## start

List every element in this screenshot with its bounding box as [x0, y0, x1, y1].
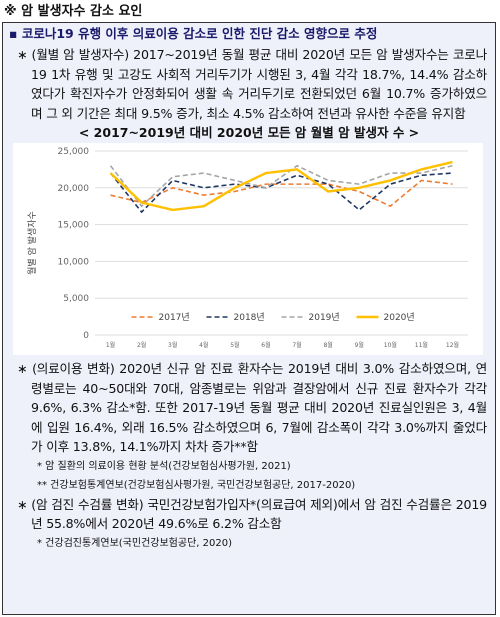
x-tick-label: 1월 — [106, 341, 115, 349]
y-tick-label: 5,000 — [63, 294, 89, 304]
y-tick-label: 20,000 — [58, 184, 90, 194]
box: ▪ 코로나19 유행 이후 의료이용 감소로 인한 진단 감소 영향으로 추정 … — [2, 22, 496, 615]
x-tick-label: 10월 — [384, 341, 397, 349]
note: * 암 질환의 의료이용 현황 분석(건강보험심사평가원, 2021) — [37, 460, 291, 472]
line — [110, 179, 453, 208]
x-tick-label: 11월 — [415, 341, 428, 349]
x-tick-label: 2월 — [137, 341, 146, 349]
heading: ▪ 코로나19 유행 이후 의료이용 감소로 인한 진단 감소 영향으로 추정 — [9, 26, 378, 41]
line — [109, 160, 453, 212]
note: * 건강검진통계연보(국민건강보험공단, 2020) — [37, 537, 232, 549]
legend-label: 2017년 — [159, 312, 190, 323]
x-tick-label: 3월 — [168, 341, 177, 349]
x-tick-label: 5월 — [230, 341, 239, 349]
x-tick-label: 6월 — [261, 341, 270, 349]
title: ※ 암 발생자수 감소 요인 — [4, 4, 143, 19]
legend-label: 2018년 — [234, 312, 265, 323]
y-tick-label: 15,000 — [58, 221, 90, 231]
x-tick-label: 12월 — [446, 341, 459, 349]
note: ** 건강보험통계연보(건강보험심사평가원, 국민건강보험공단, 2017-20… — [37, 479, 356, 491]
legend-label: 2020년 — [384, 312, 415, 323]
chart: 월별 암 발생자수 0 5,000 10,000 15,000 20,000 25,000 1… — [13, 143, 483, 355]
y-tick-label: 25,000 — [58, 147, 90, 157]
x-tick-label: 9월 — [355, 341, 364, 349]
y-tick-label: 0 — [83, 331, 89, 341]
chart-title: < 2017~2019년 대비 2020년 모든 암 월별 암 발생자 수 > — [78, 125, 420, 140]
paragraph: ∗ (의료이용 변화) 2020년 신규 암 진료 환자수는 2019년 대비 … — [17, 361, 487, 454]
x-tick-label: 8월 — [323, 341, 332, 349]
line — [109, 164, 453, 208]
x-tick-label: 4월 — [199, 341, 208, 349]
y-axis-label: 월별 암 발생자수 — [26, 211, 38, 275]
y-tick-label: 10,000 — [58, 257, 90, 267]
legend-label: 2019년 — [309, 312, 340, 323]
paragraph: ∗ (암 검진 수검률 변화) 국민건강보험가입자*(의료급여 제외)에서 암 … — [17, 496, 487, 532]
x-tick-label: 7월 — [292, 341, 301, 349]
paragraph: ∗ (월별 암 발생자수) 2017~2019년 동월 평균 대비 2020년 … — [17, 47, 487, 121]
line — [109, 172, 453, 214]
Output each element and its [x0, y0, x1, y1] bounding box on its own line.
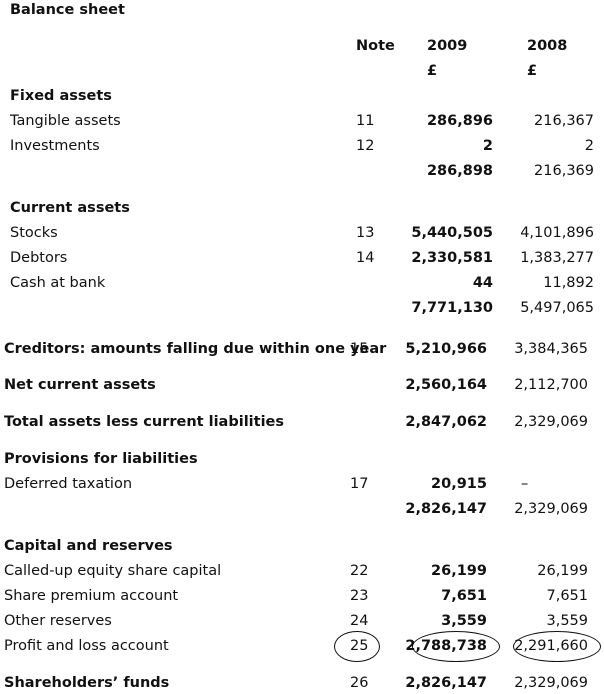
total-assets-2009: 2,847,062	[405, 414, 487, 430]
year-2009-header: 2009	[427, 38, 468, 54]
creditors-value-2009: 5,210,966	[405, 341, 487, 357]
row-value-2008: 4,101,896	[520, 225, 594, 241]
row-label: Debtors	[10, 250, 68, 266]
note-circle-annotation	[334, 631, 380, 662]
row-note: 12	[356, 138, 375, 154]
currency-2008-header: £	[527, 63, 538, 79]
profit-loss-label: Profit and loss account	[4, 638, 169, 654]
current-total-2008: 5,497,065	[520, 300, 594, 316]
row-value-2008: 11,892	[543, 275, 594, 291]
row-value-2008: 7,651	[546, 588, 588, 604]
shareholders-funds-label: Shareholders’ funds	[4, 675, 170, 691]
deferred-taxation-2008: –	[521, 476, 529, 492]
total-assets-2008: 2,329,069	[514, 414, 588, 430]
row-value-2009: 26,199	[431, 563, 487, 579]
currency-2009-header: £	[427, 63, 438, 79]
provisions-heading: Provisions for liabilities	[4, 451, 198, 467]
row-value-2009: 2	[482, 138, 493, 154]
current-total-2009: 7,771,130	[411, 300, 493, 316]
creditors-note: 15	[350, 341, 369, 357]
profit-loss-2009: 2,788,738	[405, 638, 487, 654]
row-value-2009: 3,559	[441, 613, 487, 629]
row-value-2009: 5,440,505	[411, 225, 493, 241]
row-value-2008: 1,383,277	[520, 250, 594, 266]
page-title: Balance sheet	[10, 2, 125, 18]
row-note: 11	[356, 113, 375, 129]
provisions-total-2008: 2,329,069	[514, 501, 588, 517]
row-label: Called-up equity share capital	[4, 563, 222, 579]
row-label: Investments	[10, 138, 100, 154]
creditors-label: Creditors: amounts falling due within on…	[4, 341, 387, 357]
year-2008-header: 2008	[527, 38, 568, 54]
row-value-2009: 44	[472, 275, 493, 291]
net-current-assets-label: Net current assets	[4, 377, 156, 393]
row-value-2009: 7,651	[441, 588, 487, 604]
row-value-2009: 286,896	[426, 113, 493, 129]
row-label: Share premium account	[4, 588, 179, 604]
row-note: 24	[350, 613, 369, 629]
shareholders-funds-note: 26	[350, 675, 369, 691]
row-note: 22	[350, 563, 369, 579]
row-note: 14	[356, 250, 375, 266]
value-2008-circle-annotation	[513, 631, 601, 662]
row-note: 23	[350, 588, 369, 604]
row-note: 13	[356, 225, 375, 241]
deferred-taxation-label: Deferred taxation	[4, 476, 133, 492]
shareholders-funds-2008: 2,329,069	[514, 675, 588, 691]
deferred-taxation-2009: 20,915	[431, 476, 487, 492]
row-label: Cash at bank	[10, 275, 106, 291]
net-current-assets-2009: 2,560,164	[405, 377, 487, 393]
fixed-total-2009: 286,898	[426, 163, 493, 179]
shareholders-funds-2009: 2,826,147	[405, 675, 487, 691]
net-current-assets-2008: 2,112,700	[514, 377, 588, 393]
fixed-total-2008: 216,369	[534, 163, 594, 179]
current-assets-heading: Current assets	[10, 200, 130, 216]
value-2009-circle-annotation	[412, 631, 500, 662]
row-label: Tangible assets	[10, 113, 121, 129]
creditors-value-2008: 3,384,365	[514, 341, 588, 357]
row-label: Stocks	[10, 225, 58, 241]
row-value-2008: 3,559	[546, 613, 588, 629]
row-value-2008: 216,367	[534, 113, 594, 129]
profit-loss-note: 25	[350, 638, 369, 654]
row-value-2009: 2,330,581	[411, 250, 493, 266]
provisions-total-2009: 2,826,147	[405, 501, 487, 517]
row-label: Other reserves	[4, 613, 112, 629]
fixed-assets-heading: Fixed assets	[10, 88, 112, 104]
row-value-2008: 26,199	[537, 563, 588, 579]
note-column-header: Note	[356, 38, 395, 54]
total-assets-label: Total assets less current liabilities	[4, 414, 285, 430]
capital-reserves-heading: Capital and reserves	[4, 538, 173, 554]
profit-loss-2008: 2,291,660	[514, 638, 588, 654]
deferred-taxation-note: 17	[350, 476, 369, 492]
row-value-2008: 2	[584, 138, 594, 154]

## end

## Goal of the exercise
Reproduce all of the material above with "x-tick-label" renamed to "x-axis-tick" wherever it occurs, changing nothing else and omitting the pictures.

## Finished exercise
List every element in this screenshot with its bounding box as [x0, y0, x1, y1].
x-axis-tick: 1월 — [106, 341, 115, 349]
y-tick-label: 5,000 — [63, 294, 89, 304]
y-tick-label: 20,000 — [58, 184, 90, 194]
box: ▪ 코로나19 유행 이후 의료이용 감소로 인한 진단 감소 영향으로 추정 … — [2, 22, 496, 615]
x-axis-tick: 10월 — [384, 341, 397, 349]
note: * 암 질환의 의료이용 현황 분석(건강보험심사평가원, 2021) — [37, 460, 291, 472]
line — [110, 179, 453, 208]
x-axis-tick: 11월 — [415, 341, 428, 349]
x-axis-tick: 2월 — [137, 341, 146, 349]
heading: ▪ 코로나19 유행 이후 의료이용 감소로 인한 진단 감소 영향으로 추정 — [9, 26, 378, 41]
line — [109, 160, 453, 212]
note: * 건강검진통계연보(국민건강보험공단, 2020) — [37, 537, 232, 549]
legend-label: 2017년 — [159, 312, 190, 323]
x-axis-tick: 3월 — [168, 341, 177, 349]
x-axis-tick: 5월 — [230, 341, 239, 349]
x-axis-tick: 6월 — [261, 341, 270, 349]
title: ※ 암 발생자수 감소 요인 — [4, 4, 143, 19]
legend-label: 2018년 — [234, 312, 265, 323]
y-tick-label: 15,000 — [58, 221, 90, 231]
x-axis-tick: 12월 — [446, 341, 459, 349]
note: ** 건강보험통계연보(건강보험심사평가원, 국민건강보험공단, 2017-20… — [37, 479, 356, 491]
legend-label: 2020년 — [384, 312, 415, 323]
chart: 월별 암 발생자수 0 5,000 10,000 15,000 20,000 25,000 1… — [13, 143, 483, 355]
y-tick-label: 25,000 — [58, 147, 90, 157]
x-axis-tick: 9월 — [355, 341, 364, 349]
y-tick-label: 0 — [83, 331, 89, 341]
chart-title: < 2017~2019년 대비 2020년 모든 암 월별 암 발생자 수 > — [78, 125, 420, 140]
paragraph: ∗ (의료이용 변화) 2020년 신규 암 진료 환자수는 2019년 대비 … — [17, 361, 487, 454]
x-axis-tick: 8월 — [323, 341, 332, 349]
line — [109, 164, 453, 208]
x-axis-tick: 4월 — [199, 341, 208, 349]
y-axis-label: 월별 암 발생자수 — [26, 211, 38, 275]
y-tick-label: 10,000 — [58, 257, 90, 267]
legend-label: 2019년 — [309, 312, 340, 323]
paragraph: ∗ (암 검진 수검률 변화) 국민건강보험가입자*(의료급여 제외)에서 암 … — [17, 496, 487, 532]
x-axis-tick: 7월 — [292, 341, 301, 349]
paragraph: ∗ (월별 암 발생자수) 2017~2019년 동월 평균 대비 2020년 … — [17, 47, 487, 121]
line — [109, 172, 453, 214]
Output each element and its [x0, y0, x1, y1] bounding box on its own line.
total-assets-2009: 2,847,062	[405, 414, 487, 430]
year-2009-header: 2009	[427, 38, 468, 54]
creditors-value-2009: 5,210,966	[405, 341, 487, 357]
row-value-2008: 4,101,896	[520, 225, 594, 241]
row-label: Debtors	[10, 250, 68, 266]
note-circle-annotation	[334, 631, 380, 662]
row-note: 12	[356, 138, 375, 154]
currency-2008-header: £	[527, 63, 538, 79]
profit-loss-label: Profit and loss account	[4, 638, 169, 654]
current-total-2008: 5,497,065	[520, 300, 594, 316]
row-value-2008: 11,892	[543, 275, 594, 291]
row-value-2008: 7,651	[546, 588, 588, 604]
shareholders-funds-label: Shareholders’ funds	[4, 675, 170, 691]
deferred-taxation-2008: –	[521, 476, 529, 492]
total-assets-2008: 2,329,069	[514, 414, 588, 430]
row-value-2009: 26,199	[431, 563, 487, 579]
currency-2009-header: £	[427, 63, 438, 79]
provisions-heading: Provisions for liabilities	[4, 451, 198, 467]
row-value-2009: 2	[482, 138, 493, 154]
current-total-2009: 7,771,130	[411, 300, 493, 316]
creditors-note: 15	[350, 341, 369, 357]
profit-loss-2009: 2,788,738	[405, 638, 487, 654]
row-value-2009: 3,559	[441, 613, 487, 629]
row-value-2009: 5,440,505	[411, 225, 493, 241]
row-value-2008: 1,383,277	[520, 250, 594, 266]
page-title: Balance sheet	[10, 2, 125, 18]
row-note: 11	[356, 113, 375, 129]
provisions-total-2008: 2,329,069	[514, 501, 588, 517]
row-label: Called-up equity share capital	[4, 563, 222, 579]
row-label: Investments	[10, 138, 100, 154]
creditors-label: Creditors: amounts falling due within on…	[4, 341, 387, 357]
year-2008-header: 2008	[527, 38, 568, 54]
row-value-2009: 44	[472, 275, 493, 291]
net-current-assets-label: Net current assets	[4, 377, 156, 393]
row-value-2009: 7,651	[441, 588, 487, 604]
row-value-2009: 286,896	[426, 113, 493, 129]
row-label: Share premium account	[4, 588, 179, 604]
row-note: 24	[350, 613, 369, 629]
shareholders-funds-note: 26	[350, 675, 369, 691]
row-note: 22	[350, 563, 369, 579]
row-note: 14	[356, 250, 375, 266]
value-2008-circle-annotation	[513, 631, 601, 662]
row-note: 23	[350, 588, 369, 604]
row-note: 13	[356, 225, 375, 241]
deferred-taxation-label: Deferred taxation	[4, 476, 133, 492]
shareholders-funds-2008: 2,329,069	[514, 675, 588, 691]
deferred-taxation-2009: 20,915	[431, 476, 487, 492]
row-label: Cash at bank	[10, 275, 106, 291]
net-current-assets-2009: 2,560,164	[405, 377, 487, 393]
fixed-total-2009: 286,898	[426, 163, 493, 179]
shareholders-funds-2009: 2,826,147	[405, 675, 487, 691]
net-current-assets-2008: 2,112,700	[514, 377, 588, 393]
fixed-total-2008: 216,369	[534, 163, 594, 179]
current-assets-heading: Current assets	[10, 200, 130, 216]
value-2009-circle-annotation	[412, 631, 500, 662]
row-label: Tangible assets	[10, 113, 121, 129]
creditors-value-2008: 3,384,365	[514, 341, 588, 357]
row-label: Stocks	[10, 225, 58, 241]
row-value-2008: 3,559	[546, 613, 588, 629]
row-value-2008: 216,367	[534, 113, 594, 129]
profit-loss-note: 25	[350, 638, 369, 654]
row-value-2009: 2,330,581	[411, 250, 493, 266]
provisions-total-2009: 2,826,147	[405, 501, 487, 517]
row-label: Other reserves	[4, 613, 112, 629]
fixed-assets-heading: Fixed assets	[10, 88, 112, 104]
row-value-2008: 26,199	[537, 563, 588, 579]
note-column-header: Note	[356, 38, 395, 54]
total-assets-label: Total assets less current liabilities	[4, 414, 285, 430]
capital-reserves-heading: Capital and reserves	[4, 538, 173, 554]
profit-loss-2008: 2,291,660	[514, 638, 588, 654]
deferred-taxation-note: 17	[350, 476, 369, 492]
row-value-2008: 2	[584, 138, 594, 154]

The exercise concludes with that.